## Written request
Copy out the data below as written; omit any images.

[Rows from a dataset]
--
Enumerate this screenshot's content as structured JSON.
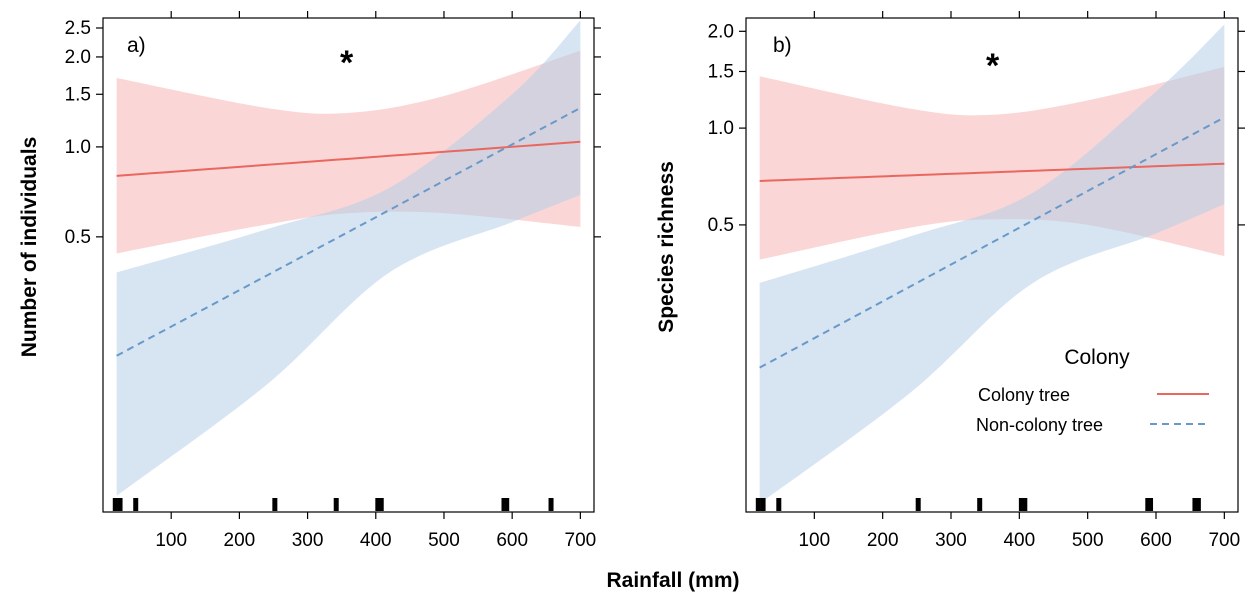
{
  "figure": {
    "xlabel": "Rainfall (mm)"
  },
  "chart_data": [
    {
      "type": "line",
      "panel_label": "a)",
      "annotation": "*",
      "title": "",
      "xlabel": "Rainfall (mm)",
      "ylabel": "Number of individuals",
      "y_scale": "log",
      "xlim": [
        0,
        720
      ],
      "ylim": [
        0.06,
        2.7
      ],
      "x_ticks": [
        100,
        200,
        300,
        400,
        500,
        600,
        700
      ],
      "y_ticks": [
        0.5,
        1.0,
        1.5,
        2.0,
        2.5
      ],
      "y_tick_labels": [
        "0.5",
        "1.0",
        "1.5",
        "2.0",
        "2.5"
      ],
      "grid": false,
      "series": [
        {
          "name": "Colony tree",
          "color": "#E8685F",
          "band_color": "#F8B4B4",
          "line_style": "solid",
          "x": [
            20,
            700
          ],
          "y": [
            0.8,
            1.04
          ],
          "ci_x": [
            20,
            240,
            360,
            500,
            700
          ],
          "ci_lower": [
            0.44,
            0.55,
            0.6,
            0.6,
            0.54
          ],
          "ci_upper": [
            1.7,
            1.35,
            1.3,
            1.48,
            2.1
          ]
        },
        {
          "name": "Non-colony tree",
          "color": "#6899C8",
          "band_color": "#B7D0EA",
          "line_style": "dashed",
          "x": [
            20,
            700
          ],
          "y": [
            0.2,
            1.35
          ],
          "ci_x": [
            20,
            240,
            420,
            600,
            700
          ],
          "ci_lower": [
            0.068,
            0.16,
            0.38,
            0.56,
            0.69
          ],
          "ci_upper": [
            0.38,
            0.53,
            0.73,
            1.5,
            2.65
          ]
        }
      ],
      "rug_x": [
        18,
        25,
        48,
        252,
        342,
        403,
        408,
        588,
        592,
        657
      ]
    },
    {
      "type": "line",
      "panel_label": "b)",
      "annotation": "*",
      "title": "",
      "xlabel": "Rainfall (mm)",
      "ylabel": "Species richness",
      "y_scale": "log",
      "xlim": [
        0,
        720
      ],
      "ylim": [
        0.064,
        2.2
      ],
      "x_ticks": [
        100,
        200,
        300,
        400,
        500,
        600,
        700
      ],
      "y_ticks": [
        0.5,
        1.0,
        1.5,
        2.0
      ],
      "y_tick_labels": [
        "0.5",
        "1.0",
        "1.5",
        "2.0"
      ],
      "grid": false,
      "series": [
        {
          "name": "Colony tree",
          "color": "#E8685F",
          "band_color": "#F8B4B4",
          "line_style": "solid",
          "x": [
            20,
            700
          ],
          "y": [
            0.685,
            0.775
          ],
          "ci_x": [
            20,
            240,
            360,
            500,
            700
          ],
          "ci_lower": [
            0.39,
            0.49,
            0.52,
            0.5,
            0.4
          ],
          "ci_upper": [
            1.45,
            1.15,
            1.1,
            1.22,
            1.55
          ]
        },
        {
          "name": "Non-colony tree",
          "color": "#6899C8",
          "band_color": "#B7D0EA",
          "line_style": "dashed",
          "x": [
            20,
            700
          ],
          "y": [
            0.18,
            1.08
          ],
          "ci_x": [
            20,
            240,
            420,
            600,
            700
          ],
          "ci_lower": [
            0.068,
            0.15,
            0.33,
            0.47,
            0.58
          ],
          "ci_upper": [
            0.33,
            0.46,
            0.63,
            1.3,
            2.1
          ]
        }
      ],
      "rug_x": [
        18,
        25,
        48,
        252,
        342,
        403,
        408,
        588,
        592,
        657,
        662
      ],
      "legend": {
        "title": "Colony",
        "placement": "bottom-right",
        "entries": [
          "Colony tree",
          "Non-colony tree"
        ]
      }
    }
  ]
}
--
## Solution to this exercise
Enumerate this screenshot's content as structured JSON.
{
  "figure": {
    "xlabel": "Rainfall (mm)"
  },
  "chart_data": [
    {
      "type": "line",
      "panel_label": "a)",
      "annotation": "*",
      "title": "",
      "xlabel": "Rainfall (mm)",
      "ylabel": "Number of individuals",
      "y_scale": "log",
      "xlim": [
        0,
        720
      ],
      "ylim": [
        0.06,
        2.7
      ],
      "x_ticks": [
        100,
        200,
        300,
        400,
        500,
        600,
        700
      ],
      "y_ticks": [
        0.5,
        1.0,
        1.5,
        2.0,
        2.5
      ],
      "y_tick_labels": [
        "0.5",
        "1.0",
        "1.5",
        "2.0",
        "2.5"
      ],
      "grid": false,
      "series": [
        {
          "name": "Colony tree",
          "color": "#E8685F",
          "band_color": "#F8B4B4",
          "line_style": "solid",
          "x": [
            20,
            700
          ],
          "y": [
            0.8,
            1.04
          ],
          "ci_x": [
            20,
            240,
            360,
            500,
            700
          ],
          "ci_lower": [
            0.44,
            0.55,
            0.6,
            0.6,
            0.54
          ],
          "ci_upper": [
            1.7,
            1.35,
            1.3,
            1.48,
            2.1
          ]
        },
        {
          "name": "Non-colony tree",
          "color": "#6899C8",
          "band_color": "#B7D0EA",
          "line_style": "dashed",
          "x": [
            20,
            700
          ],
          "y": [
            0.2,
            1.35
          ],
          "ci_x": [
            20,
            240,
            420,
            600,
            700
          ],
          "ci_lower": [
            0.068,
            0.16,
            0.38,
            0.56,
            0.69
          ],
          "ci_upper": [
            0.38,
            0.53,
            0.73,
            1.5,
            2.65
          ]
        }
      ],
      "rug_x": [
        18,
        25,
        48,
        252,
        342,
        403,
        408,
        588,
        592,
        657
      ]
    },
    {
      "type": "line",
      "panel_label": "b)",
      "annotation": "*",
      "title": "",
      "xlabel": "Rainfall (mm)",
      "ylabel": "Species richness",
      "y_scale": "log",
      "xlim": [
        0,
        720
      ],
      "ylim": [
        0.064,
        2.2
      ],
      "x_ticks": [
        100,
        200,
        300,
        400,
        500,
        600,
        700
      ],
      "y_ticks": [
        0.5,
        1.0,
        1.5,
        2.0
      ],
      "y_tick_labels": [
        "0.5",
        "1.0",
        "1.5",
        "2.0"
      ],
      "grid": false,
      "series": [
        {
          "name": "Colony tree",
          "color": "#E8685F",
          "band_color": "#F8B4B4",
          "line_style": "solid",
          "x": [
            20,
            700
          ],
          "y": [
            0.685,
            0.775
          ],
          "ci_x": [
            20,
            240,
            360,
            500,
            700
          ],
          "ci_lower": [
            0.39,
            0.49,
            0.52,
            0.5,
            0.4
          ],
          "ci_upper": [
            1.45,
            1.15,
            1.1,
            1.22,
            1.55
          ]
        },
        {
          "name": "Non-colony tree",
          "color": "#6899C8",
          "band_color": "#B7D0EA",
          "line_style": "dashed",
          "x": [
            20,
            700
          ],
          "y": [
            0.18,
            1.08
          ],
          "ci_x": [
            20,
            240,
            420,
            600,
            700
          ],
          "ci_lower": [
            0.068,
            0.15,
            0.33,
            0.47,
            0.58
          ],
          "ci_upper": [
            0.33,
            0.46,
            0.63,
            1.3,
            2.1
          ]
        }
      ],
      "rug_x": [
        18,
        25,
        48,
        252,
        342,
        403,
        408,
        588,
        592,
        657,
        662
      ],
      "legend": {
        "title": "Colony",
        "placement": "bottom-right",
        "entries": [
          "Colony tree",
          "Non-colony tree"
        ]
      }
    }
  ]
}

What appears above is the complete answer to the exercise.